Required task: Which lines below hold the word "into"? Report each one.

----

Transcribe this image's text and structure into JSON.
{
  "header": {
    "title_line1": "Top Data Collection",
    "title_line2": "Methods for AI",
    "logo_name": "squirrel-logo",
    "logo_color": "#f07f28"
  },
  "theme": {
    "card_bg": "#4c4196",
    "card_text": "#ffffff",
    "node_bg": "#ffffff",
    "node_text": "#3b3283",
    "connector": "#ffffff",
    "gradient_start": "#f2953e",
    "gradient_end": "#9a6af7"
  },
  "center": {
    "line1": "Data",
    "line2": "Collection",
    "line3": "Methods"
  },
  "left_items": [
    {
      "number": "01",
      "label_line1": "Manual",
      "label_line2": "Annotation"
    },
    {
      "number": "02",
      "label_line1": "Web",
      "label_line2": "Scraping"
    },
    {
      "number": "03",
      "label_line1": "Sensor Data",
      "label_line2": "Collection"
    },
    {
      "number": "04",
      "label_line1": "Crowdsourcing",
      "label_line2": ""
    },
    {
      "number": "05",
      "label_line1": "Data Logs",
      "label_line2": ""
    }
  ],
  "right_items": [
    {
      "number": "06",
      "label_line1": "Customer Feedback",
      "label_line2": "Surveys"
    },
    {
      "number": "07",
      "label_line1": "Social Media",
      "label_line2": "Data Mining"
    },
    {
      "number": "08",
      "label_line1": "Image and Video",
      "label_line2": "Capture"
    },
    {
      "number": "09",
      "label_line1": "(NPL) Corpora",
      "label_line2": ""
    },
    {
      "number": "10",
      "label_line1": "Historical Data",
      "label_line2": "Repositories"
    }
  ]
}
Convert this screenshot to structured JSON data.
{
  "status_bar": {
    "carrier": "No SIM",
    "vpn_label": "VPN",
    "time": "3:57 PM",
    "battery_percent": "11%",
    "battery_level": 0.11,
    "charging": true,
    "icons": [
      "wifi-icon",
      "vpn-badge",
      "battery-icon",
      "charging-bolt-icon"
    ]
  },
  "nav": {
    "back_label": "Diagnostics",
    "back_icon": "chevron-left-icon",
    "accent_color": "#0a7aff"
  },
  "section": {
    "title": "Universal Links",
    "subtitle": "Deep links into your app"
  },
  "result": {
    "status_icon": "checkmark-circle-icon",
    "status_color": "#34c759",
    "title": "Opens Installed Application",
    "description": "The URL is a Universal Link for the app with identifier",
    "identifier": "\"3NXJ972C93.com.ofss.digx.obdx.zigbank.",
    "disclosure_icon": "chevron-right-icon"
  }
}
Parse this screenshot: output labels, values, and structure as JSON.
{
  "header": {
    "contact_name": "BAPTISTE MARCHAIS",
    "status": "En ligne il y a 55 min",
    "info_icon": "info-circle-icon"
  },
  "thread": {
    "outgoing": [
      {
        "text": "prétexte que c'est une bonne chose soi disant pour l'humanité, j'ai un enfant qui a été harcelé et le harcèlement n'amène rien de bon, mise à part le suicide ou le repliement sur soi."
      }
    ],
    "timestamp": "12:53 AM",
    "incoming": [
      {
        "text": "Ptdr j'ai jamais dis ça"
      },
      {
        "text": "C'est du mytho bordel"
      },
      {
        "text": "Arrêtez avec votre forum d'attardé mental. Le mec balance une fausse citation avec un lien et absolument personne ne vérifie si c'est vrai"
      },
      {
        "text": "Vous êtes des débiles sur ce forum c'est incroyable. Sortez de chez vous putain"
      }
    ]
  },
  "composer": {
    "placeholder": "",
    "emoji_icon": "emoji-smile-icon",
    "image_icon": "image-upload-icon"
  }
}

----

Answer to the exercise:
Transcribe this image's text and structure into JSON.
    "subtitle": "Deep links into your app"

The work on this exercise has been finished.